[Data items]
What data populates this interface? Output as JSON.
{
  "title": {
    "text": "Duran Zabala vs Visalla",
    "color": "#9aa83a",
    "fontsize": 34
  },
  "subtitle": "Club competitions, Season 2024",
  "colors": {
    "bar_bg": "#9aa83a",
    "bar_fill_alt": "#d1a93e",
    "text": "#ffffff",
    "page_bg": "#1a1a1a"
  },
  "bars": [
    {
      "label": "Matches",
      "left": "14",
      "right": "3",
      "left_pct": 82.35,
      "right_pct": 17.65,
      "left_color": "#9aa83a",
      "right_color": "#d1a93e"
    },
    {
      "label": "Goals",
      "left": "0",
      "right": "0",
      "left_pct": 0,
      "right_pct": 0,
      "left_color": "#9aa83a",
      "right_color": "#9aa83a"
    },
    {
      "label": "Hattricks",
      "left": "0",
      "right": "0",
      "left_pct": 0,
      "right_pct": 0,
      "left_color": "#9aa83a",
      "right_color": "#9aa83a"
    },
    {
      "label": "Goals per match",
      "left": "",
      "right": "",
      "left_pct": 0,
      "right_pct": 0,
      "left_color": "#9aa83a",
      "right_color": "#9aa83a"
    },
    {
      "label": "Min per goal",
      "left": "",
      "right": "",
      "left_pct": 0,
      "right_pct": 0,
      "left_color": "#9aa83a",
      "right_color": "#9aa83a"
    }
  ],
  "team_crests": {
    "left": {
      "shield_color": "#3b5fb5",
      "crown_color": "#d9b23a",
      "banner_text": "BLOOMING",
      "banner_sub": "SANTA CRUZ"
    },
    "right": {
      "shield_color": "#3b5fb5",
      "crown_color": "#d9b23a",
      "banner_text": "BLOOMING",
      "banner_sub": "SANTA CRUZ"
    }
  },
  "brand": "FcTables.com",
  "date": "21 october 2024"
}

▶ _Instruction_: Set down all of the records shown above once more, exactly.

▶ _Exercise response_:
What data populates this interface? Output as JSON.
{
  "title": {
    "text": "Duran Zabala vs Visalla",
    "color": "#9aa83a",
    "fontsize": 34
  },
  "subtitle": "Club competitions, Season 2024",
  "colors": {
    "bar_bg": "#9aa83a",
    "bar_fill_alt": "#d1a93e",
    "text": "#ffffff",
    "page_bg": "#1a1a1a"
  },
  "bars": [
    {
      "label": "Matches",
      "left": "14",
      "right": "3",
      "left_pct": 82.35,
      "right_pct": 17.65,
      "left_color": "#9aa83a",
      "right_color": "#d1a93e"
    },
    {
      "label": "Goals",
      "left": "0",
      "right": "0",
      "left_pct": 0,
      "right_pct": 0,
      "left_color": "#9aa83a",
      "right_color": "#9aa83a"
    },
    {
      "label": "Hattricks",
      "left": "0",
      "right": "0",
      "left_pct": 0,
      "right_pct": 0,
      "left_color": "#9aa83a",
      "right_color": "#9aa83a"
    },
    {
      "label": "Goals per match",
      "left": "",
      "right": "",
      "left_pct": 0,
      "right_pct": 0,
      "left_color": "#9aa83a",
      "right_color": "#9aa83a"
    },
    {
      "label": "Min per goal",
      "left": "",
      "right": "",
      "left_pct": 0,
      "right_pct": 0,
      "left_color": "#9aa83a",
      "right_color": "#9aa83a"
    }
  ],
  "team_crests": {
    "left": {
      "shield_color": "#3b5fb5",
      "crown_color": "#d9b23a",
      "banner_text": "BLOOMING",
      "banner_sub": "SANTA CRUZ"
    },
    "right": {
      "shield_color": "#3b5fb5",
      "crown_color": "#d9b23a",
      "banner_text": "BLOOMING",
      "banner_sub": "SANTA CRUZ"
    }
  },
  "brand": "FcTables.com",
  "date": "21 october 2024"
}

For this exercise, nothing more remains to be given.